GIVEN ENTRIES
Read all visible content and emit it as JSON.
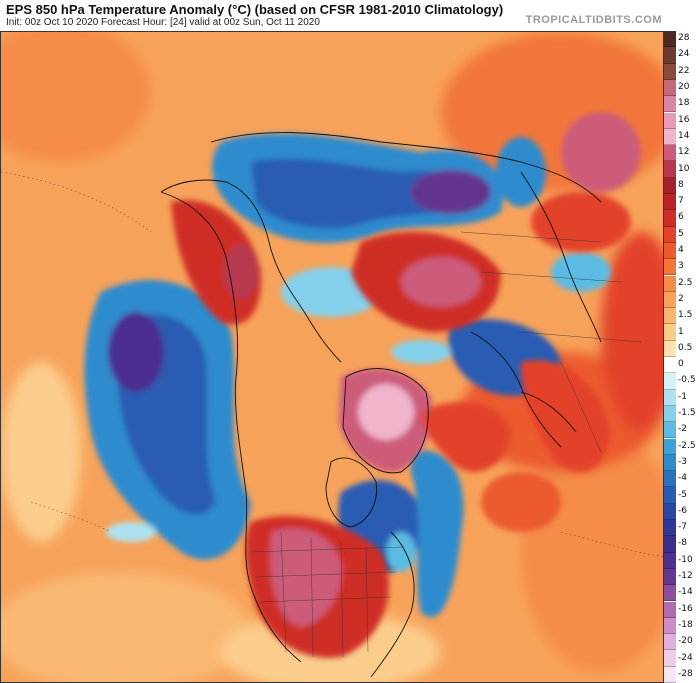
{
  "header": {
    "title": "EPS 850 hPa Temperature Anomaly (°C) (based on CFSR 1981-2010 Climatology)",
    "subtitle": "Init: 00z Oct 10 2020   Forecast Hour: [24]   valid at 00z Sun, Oct 11 2020",
    "brand": "TROPICALTIDBITS.COM"
  },
  "colorbar": {
    "levels": [
      {
        "label": "28",
        "color": "#4a2a22"
      },
      {
        "label": "24",
        "color": "#6b3b30"
      },
      {
        "label": "22",
        "color": "#8a4a3e"
      },
      {
        "label": "20",
        "color": "#c06a7c"
      },
      {
        "label": "18",
        "color": "#d986a0"
      },
      {
        "label": "16",
        "color": "#e79bb7"
      },
      {
        "label": "14",
        "color": "#f0b4cc"
      },
      {
        "label": "12",
        "color": "#cc5c7a"
      },
      {
        "label": "10",
        "color": "#b8374f"
      },
      {
        "label": "8",
        "color": "#a3202c"
      },
      {
        "label": "7",
        "color": "#b82428"
      },
      {
        "label": "6",
        "color": "#cf2e26"
      },
      {
        "label": "5",
        "color": "#e3432a"
      },
      {
        "label": "4",
        "color": "#ec5a2f"
      },
      {
        "label": "3",
        "color": "#f2763a"
      },
      {
        "label": "2.5",
        "color": "#f58c48"
      },
      {
        "label": "2",
        "color": "#f7a25a"
      },
      {
        "label": "1.5",
        "color": "#f9b872"
      },
      {
        "label": "1",
        "color": "#fbcd8d"
      },
      {
        "label": "0.5",
        "color": "#fde2ad"
      },
      {
        "label": "0",
        "color": "#ffffff"
      },
      {
        "label": "-0.5",
        "color": "#d5f0f7"
      },
      {
        "label": "-1",
        "color": "#aee2f1"
      },
      {
        "label": "-1.5",
        "color": "#84d0ea"
      },
      {
        "label": "-2",
        "color": "#5bbbe2"
      },
      {
        "label": "-2.5",
        "color": "#3ba3d8"
      },
      {
        "label": "-3",
        "color": "#2f8bcd"
      },
      {
        "label": "-4",
        "color": "#2a72c0"
      },
      {
        "label": "-5",
        "color": "#2a5bb4"
      },
      {
        "label": "-6",
        "color": "#2b47a6"
      },
      {
        "label": "-7",
        "color": "#2d3795"
      },
      {
        "label": "-8",
        "color": "#3a2f8c"
      },
      {
        "label": "-10",
        "color": "#4c2f8f"
      },
      {
        "label": "-12",
        "color": "#63368f"
      },
      {
        "label": "-14",
        "color": "#8c4f9c"
      },
      {
        "label": "-16",
        "color": "#b06bb0"
      },
      {
        "label": "-18",
        "color": "#cd8ec8"
      },
      {
        "label": "-20",
        "color": "#dfb0d9"
      },
      {
        "label": "-24",
        "color": "#ebcde7"
      },
      {
        "label": "-28",
        "color": "#f5e6f3"
      }
    ]
  }
}
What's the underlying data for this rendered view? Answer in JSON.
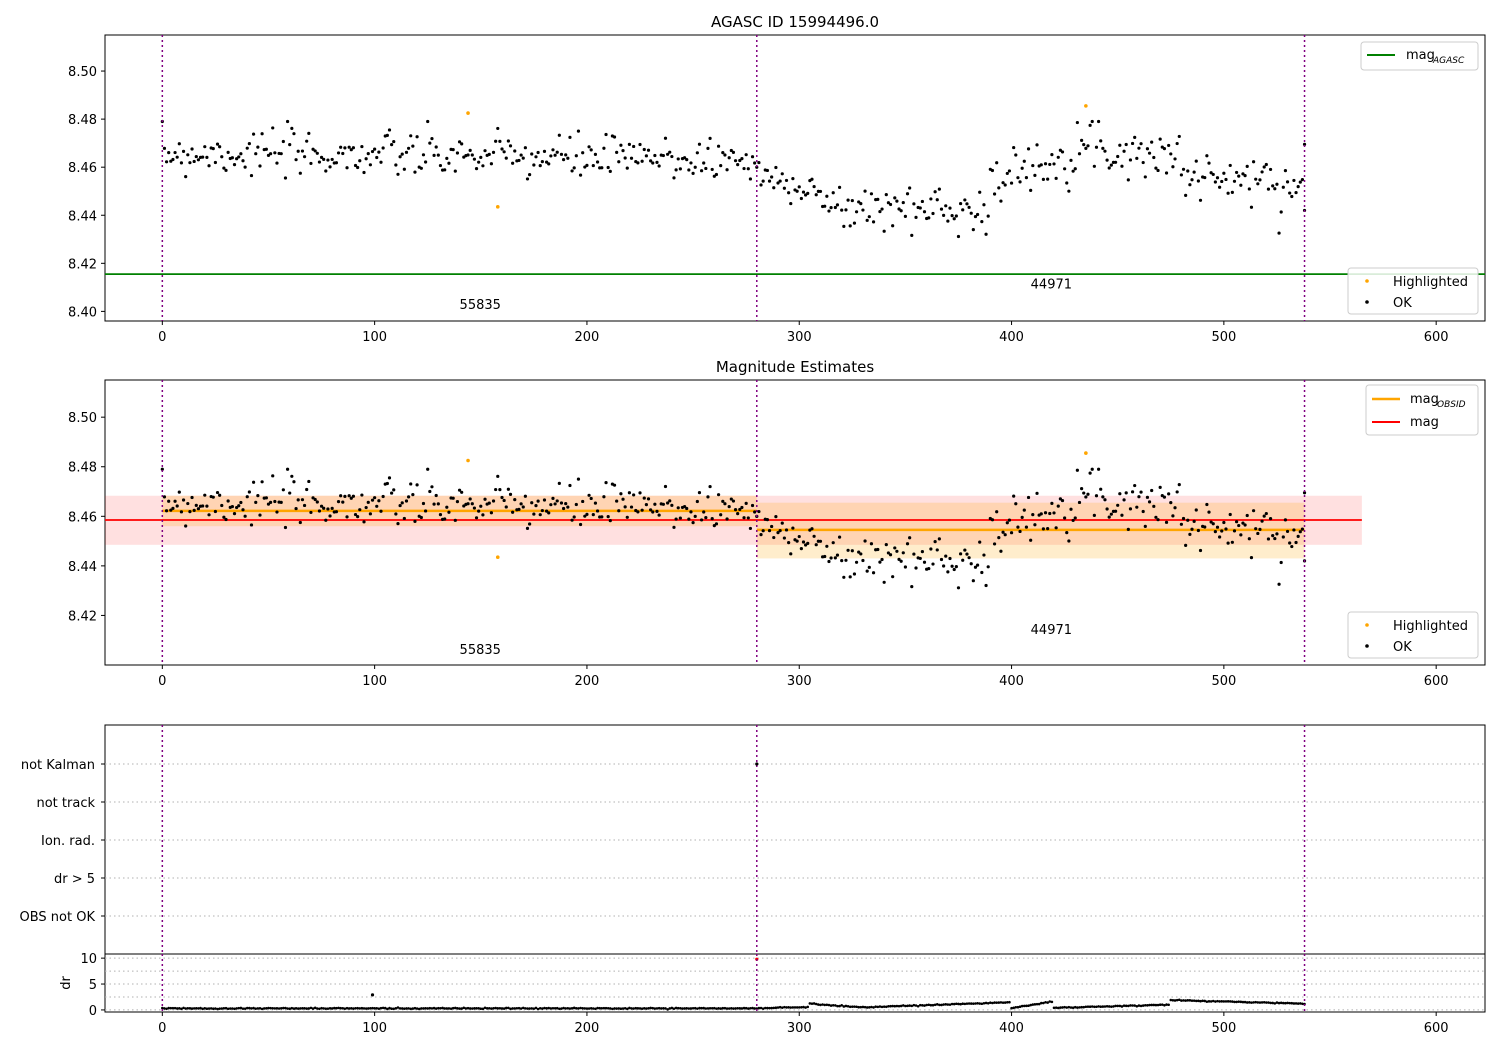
{
  "chart_data": [
    {
      "type": "scatter",
      "title": "AGASC ID 15994496.0",
      "xlim": [
        -27,
        623
      ],
      "ylim": [
        8.396,
        8.515
      ],
      "xticks": [
        0,
        100,
        200,
        300,
        400,
        500,
        600
      ],
      "yticks": [
        8.4,
        8.42,
        8.44,
        8.46,
        8.48,
        8.5
      ],
      "ytick_labels": [
        "8.40",
        "8.42",
        "8.44",
        "8.46",
        "8.48",
        "8.50"
      ],
      "grid": false,
      "obs_boundaries": [
        0,
        280,
        538
      ],
      "obs_labels": [
        {
          "text": "55835",
          "x": 140,
          "y": 8.401
        },
        {
          "text": "44971",
          "x": 409,
          "y": 8.4095
        }
      ],
      "lines": [
        {
          "name": "magAGASC",
          "legend_main": "mag",
          "legend_sub": "AGASC",
          "color": "#008000",
          "y": 8.4155,
          "x": [
            -27,
            623
          ]
        }
      ],
      "highlighted": {
        "name": "Highlighted",
        "color": "#ffa500",
        "points": [
          [
            144,
            8.4825
          ],
          [
            158,
            8.4435
          ],
          [
            435,
            8.4855
          ]
        ]
      },
      "ok_segments": [
        {
          "x0": 0,
          "x1": 280,
          "start": 8.466,
          "end": 8.463,
          "noise": 0.006
        },
        {
          "x0": 280,
          "x1": 310,
          "start": 8.456,
          "end": 8.452,
          "noise": 0.005
        },
        {
          "x0": 310,
          "x1": 390,
          "start": 8.443,
          "end": 8.443,
          "noise": 0.006
        },
        {
          "x0": 390,
          "x1": 440,
          "start": 8.452,
          "end": 8.472,
          "noise": 0.006
        },
        {
          "x0": 440,
          "x1": 480,
          "start": 8.467,
          "end": 8.465,
          "noise": 0.006
        },
        {
          "x0": 480,
          "x1": 539,
          "start": 8.457,
          "end": 8.452,
          "noise": 0.006
        }
      ],
      "ok_name": "OK",
      "legend_top": "top-right",
      "legend_bottom": "bottom-right"
    },
    {
      "type": "scatter",
      "title": "Magnitude Estimates",
      "xlim": [
        -27,
        623
      ],
      "ylim": [
        8.4,
        8.515
      ],
      "xticks": [
        0,
        100,
        200,
        300,
        400,
        500,
        600
      ],
      "yticks": [
        8.42,
        8.44,
        8.46,
        8.48,
        8.5
      ],
      "ytick_labels": [
        "8.42",
        "8.44",
        "8.46",
        "8.48",
        "8.50"
      ],
      "grid": false,
      "obs_boundaries": [
        0,
        280,
        538
      ],
      "obs_labels": [
        {
          "text": "55835",
          "x": 140,
          "y": 8.4045
        },
        {
          "text": "44971",
          "x": 409,
          "y": 8.4125
        }
      ],
      "bands": [
        {
          "x0": -27,
          "x1": 565,
          "y0": 8.4485,
          "y1": 8.4683,
          "color": "#ff0000",
          "opacity": 0.12
        },
        {
          "x0": 0,
          "x1": 280,
          "y0": 8.456,
          "y1": 8.4683,
          "color": "#ffa500",
          "opacity": 0.2
        },
        {
          "x0": 280,
          "x1": 538,
          "y0": 8.443,
          "y1": 8.4655,
          "color": "#ffa500",
          "opacity": 0.2
        }
      ],
      "mag_obsid": {
        "name": "magOBSID",
        "legend_main": "mag",
        "legend_sub": "OBSID",
        "color": "#ffa500",
        "segments": [
          {
            "x0": 0,
            "x1": 280,
            "y": 8.4622
          },
          {
            "x0": 280,
            "x1": 538,
            "y": 8.4545
          }
        ]
      },
      "mag": {
        "name": "mag",
        "color": "#ff0000",
        "y": 8.4585,
        "x": [
          -27,
          565
        ]
      },
      "highlighted": {
        "name": "Highlighted",
        "color": "#ffa500",
        "points": [
          [
            144,
            8.4825
          ],
          [
            158,
            8.4435
          ],
          [
            435,
            8.4855
          ]
        ]
      },
      "ok_name": "OK",
      "legend_top": "top-right",
      "legend_bottom": "bottom-right"
    },
    {
      "type": "scatter",
      "title": "",
      "xlim": [
        -27,
        623
      ],
      "categories": [
        "not Kalman",
        "not track",
        "Ion. rad.",
        "dr > 5",
        "OBS not OK"
      ],
      "grid": true,
      "obs_boundaries": [
        0,
        280,
        538
      ],
      "flags": [
        {
          "category": "not Kalman",
          "x": 280
        }
      ]
    },
    {
      "type": "scatter",
      "title": "",
      "xlim": [
        -27,
        623
      ],
      "ylim": [
        -0.4,
        10.8
      ],
      "ylabel": "dr",
      "xticks": [
        0,
        100,
        200,
        300,
        400,
        500,
        600
      ],
      "yticks": [
        0,
        5,
        10
      ],
      "ytick_labels": [
        "0",
        "5",
        "10"
      ],
      "grid": true,
      "obs_boundaries": [
        0,
        280,
        538
      ],
      "dr_segments": [
        {
          "x0": 0,
          "x1": 280,
          "start": 0.3,
          "end": 0.3
        },
        {
          "x0": 280,
          "x1": 305,
          "start": 0.3,
          "end": 0.6
        },
        {
          "x0": 305,
          "x1": 330,
          "start": 1.2,
          "end": 0.5
        },
        {
          "x0": 330,
          "x1": 400,
          "start": 0.5,
          "end": 1.5
        },
        {
          "x0": 400,
          "x1": 420,
          "start": 0.3,
          "end": 1.7
        },
        {
          "x0": 420,
          "x1": 475,
          "start": 0.4,
          "end": 1.0
        },
        {
          "x0": 475,
          "x1": 539,
          "start": 1.9,
          "end": 1.2
        }
      ],
      "dr_outliers": [
        {
          "x": 99,
          "y": 2.9,
          "color": "#000000"
        },
        {
          "x": 280,
          "y": 9.8,
          "color": "#ff0000"
        }
      ]
    }
  ]
}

THE TASK
How many lines of the listing include the string "JSON"? Answer with the number alone.

SOLVED PROBLEM
2